GOAL OF THE EXERCISE -
Carry none of the pictures over; write out the complete data exactly.

Part of a data file -
--- Start ---

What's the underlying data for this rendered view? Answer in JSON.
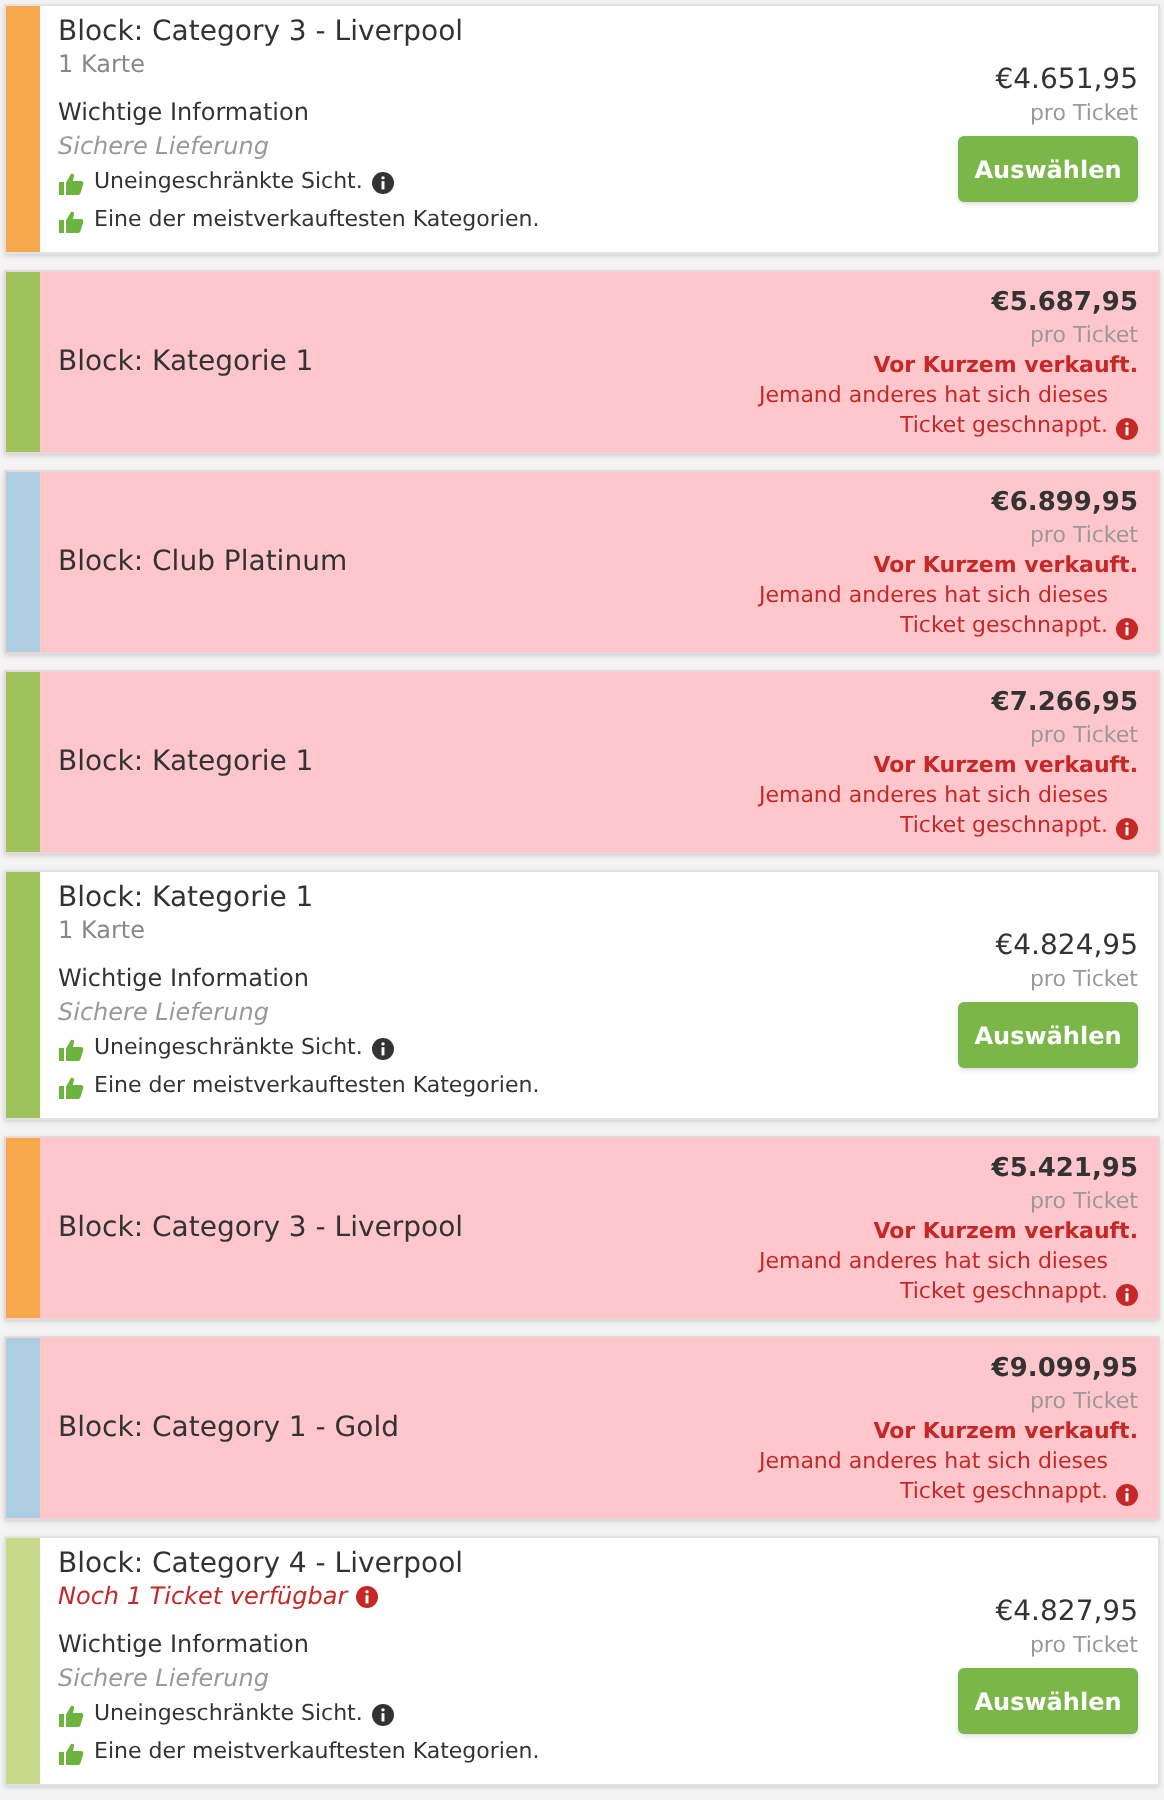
{
  "listings": [
    {
      "kind": "available",
      "color": "#f7a84a",
      "title": "Block: Category 3 - Liverpool",
      "quantity": "1 Karte",
      "info_heading": "Wichtige Information",
      "delivery": "Sichere Lieferung",
      "features": [
        {
          "text": "Uneingeschränkte Sicht.",
          "info": true
        },
        {
          "text": "Eine der meistverkauftesten Kategorien.",
          "info": false
        }
      ],
      "price": "€4.651,95",
      "per": "pro Ticket",
      "button": "Auswählen"
    },
    {
      "kind": "sold",
      "color": "#9dc35a",
      "title": "Block: Kategorie 1",
      "price": "€5.687,95",
      "per": "pro Ticket",
      "sold_title": "Vor Kurzem verkauft.",
      "sold_text": "Jemand anderes hat sich dieses Ticket geschnappt."
    },
    {
      "kind": "sold",
      "color": "#aecde0",
      "title": "Block: Club Platinum",
      "price": "€6.899,95",
      "per": "pro Ticket",
      "sold_title": "Vor Kurzem verkauft.",
      "sold_text": "Jemand anderes hat sich dieses Ticket geschnappt."
    },
    {
      "kind": "sold",
      "color": "#9dc35a",
      "title": "Block: Kategorie 1",
      "price": "€7.266,95",
      "per": "pro Ticket",
      "sold_title": "Vor Kurzem verkauft.",
      "sold_text": "Jemand anderes hat sich dieses Ticket geschnappt."
    },
    {
      "kind": "available",
      "color": "#9dc35a",
      "title": "Block: Kategorie 1",
      "quantity": "1 Karte",
      "info_heading": "Wichtige Information",
      "delivery": "Sichere Lieferung",
      "features": [
        {
          "text": "Uneingeschränkte Sicht.",
          "info": true
        },
        {
          "text": "Eine der meistverkauftesten Kategorien.",
          "info": false
        }
      ],
      "price": "€4.824,95",
      "per": "pro Ticket",
      "button": "Auswählen"
    },
    {
      "kind": "sold",
      "color": "#f7a84a",
      "title": "Block: Category 3 - Liverpool",
      "price": "€5.421,95",
      "per": "pro Ticket",
      "sold_title": "Vor Kurzem verkauft.",
      "sold_text": "Jemand anderes hat sich dieses Ticket geschnappt."
    },
    {
      "kind": "sold",
      "color": "#aecde0",
      "title": "Block: Category 1 - Gold",
      "price": "€9.099,95",
      "per": "pro Ticket",
      "sold_title": "Vor Kurzem verkauft.",
      "sold_text": "Jemand anderes hat sich dieses Ticket geschnappt."
    },
    {
      "kind": "available",
      "color": "#c9d98a",
      "title": "Block: Category 4 - Liverpool",
      "availability": "Noch 1 Ticket verfügbar",
      "info_heading": "Wichtige Information",
      "delivery": "Sichere Lieferung",
      "features": [
        {
          "text": "Uneingeschränkte Sicht.",
          "info": true
        },
        {
          "text": "Eine der meistverkauftesten Kategorien.",
          "info": false
        }
      ],
      "price": "€4.827,95",
      "per": "pro Ticket",
      "button": "Auswählen"
    }
  ]
}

--- End ---

RESULT OF THIS EXERCISE -
What's the underlying data for this rendered view? Answer in JSON.
{
  "listings": [
    {
      "kind": "available",
      "color": "#f7a84a",
      "title": "Block: Category 3 - Liverpool",
      "quantity": "1 Karte",
      "info_heading": "Wichtige Information",
      "delivery": "Sichere Lieferung",
      "features": [
        {
          "text": "Uneingeschränkte Sicht.",
          "info": true
        },
        {
          "text": "Eine der meistverkauftesten Kategorien.",
          "info": false
        }
      ],
      "price": "€4.651,95",
      "per": "pro Ticket",
      "button": "Auswählen"
    },
    {
      "kind": "sold",
      "color": "#9dc35a",
      "title": "Block: Kategorie 1",
      "price": "€5.687,95",
      "per": "pro Ticket",
      "sold_title": "Vor Kurzem verkauft.",
      "sold_text": "Jemand anderes hat sich dieses Ticket geschnappt."
    },
    {
      "kind": "sold",
      "color": "#aecde0",
      "title": "Block: Club Platinum",
      "price": "€6.899,95",
      "per": "pro Ticket",
      "sold_title": "Vor Kurzem verkauft.",
      "sold_text": "Jemand anderes hat sich dieses Ticket geschnappt."
    },
    {
      "kind": "sold",
      "color": "#9dc35a",
      "title": "Block: Kategorie 1",
      "price": "€7.266,95",
      "per": "pro Ticket",
      "sold_title": "Vor Kurzem verkauft.",
      "sold_text": "Jemand anderes hat sich dieses Ticket geschnappt."
    },
    {
      "kind": "available",
      "color": "#9dc35a",
      "title": "Block: Kategorie 1",
      "quantity": "1 Karte",
      "info_heading": "Wichtige Information",
      "delivery": "Sichere Lieferung",
      "features": [
        {
          "text": "Uneingeschränkte Sicht.",
          "info": true
        },
        {
          "text": "Eine der meistverkauftesten Kategorien.",
          "info": false
        }
      ],
      "price": "€4.824,95",
      "per": "pro Ticket",
      "button": "Auswählen"
    },
    {
      "kind": "sold",
      "color": "#f7a84a",
      "title": "Block: Category 3 - Liverpool",
      "price": "€5.421,95",
      "per": "pro Ticket",
      "sold_title": "Vor Kurzem verkauft.",
      "sold_text": "Jemand anderes hat sich dieses Ticket geschnappt."
    },
    {
      "kind": "sold",
      "color": "#aecde0",
      "title": "Block: Category 1 - Gold",
      "price": "€9.099,95",
      "per": "pro Ticket",
      "sold_title": "Vor Kurzem verkauft.",
      "sold_text": "Jemand anderes hat sich dieses Ticket geschnappt."
    },
    {
      "kind": "available",
      "color": "#c9d98a",
      "title": "Block: Category 4 - Liverpool",
      "availability": "Noch 1 Ticket verfügbar",
      "info_heading": "Wichtige Information",
      "delivery": "Sichere Lieferung",
      "features": [
        {
          "text": "Uneingeschränkte Sicht.",
          "info": true
        },
        {
          "text": "Eine der meistverkauftesten Kategorien.",
          "info": false
        }
      ],
      "price": "€4.827,95",
      "per": "pro Ticket",
      "button": "Auswählen"
    }
  ]
}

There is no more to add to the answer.